* [Goal of the exercise]: Read the listing and extract each line that includes the word "color".

Records from a collection

·····

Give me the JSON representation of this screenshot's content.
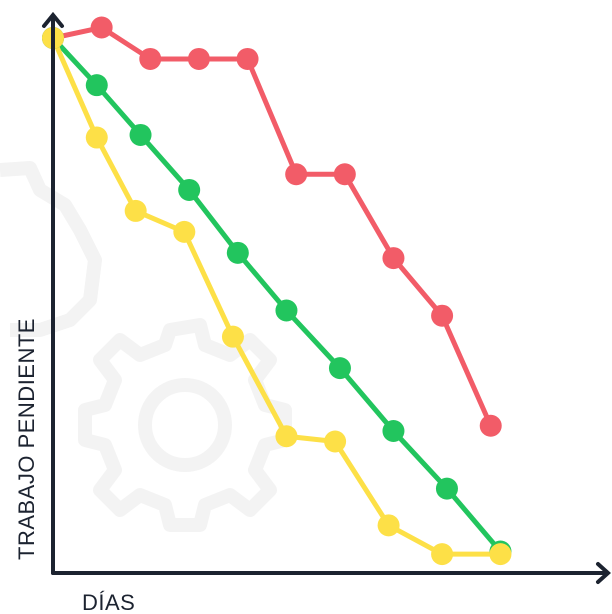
{
  "chart_data": {
    "type": "line",
    "xlabel": "DÍAS",
    "ylabel": "TRABAJO PENDIENTE",
    "xlim": [
      0,
      11
    ],
    "ylim": [
      0,
      100
    ],
    "grid": false,
    "series": [
      {
        "color": "#f25c68",
        "x": [
          0,
          1,
          2,
          3,
          4,
          5,
          6,
          7,
          8,
          9
        ],
        "values": [
          100,
          102,
          96,
          96,
          96,
          74,
          74,
          58,
          47,
          26
        ]
      },
      {
        "color": "#22c55e",
        "x": [
          0,
          0.9,
          1.8,
          2.8,
          3.8,
          4.8,
          5.9,
          7,
          8.1,
          9.2
        ],
        "values": [
          100,
          91,
          81.5,
          71,
          59,
          48,
          37,
          25,
          14,
          2
        ]
      },
      {
        "color": "#fde047",
        "x": [
          0,
          0.9,
          1.7,
          2.7,
          3.7,
          4.8,
          5.8,
          6.9,
          8,
          9.2
        ],
        "values": [
          100,
          81,
          67,
          63,
          43,
          24,
          23,
          7,
          1.5,
          1.5
        ]
      }
    ]
  }
}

·····

* [Output below]:
        "color": "#f25c68",
        "color": "#22c55e",
        "color": "#fde047",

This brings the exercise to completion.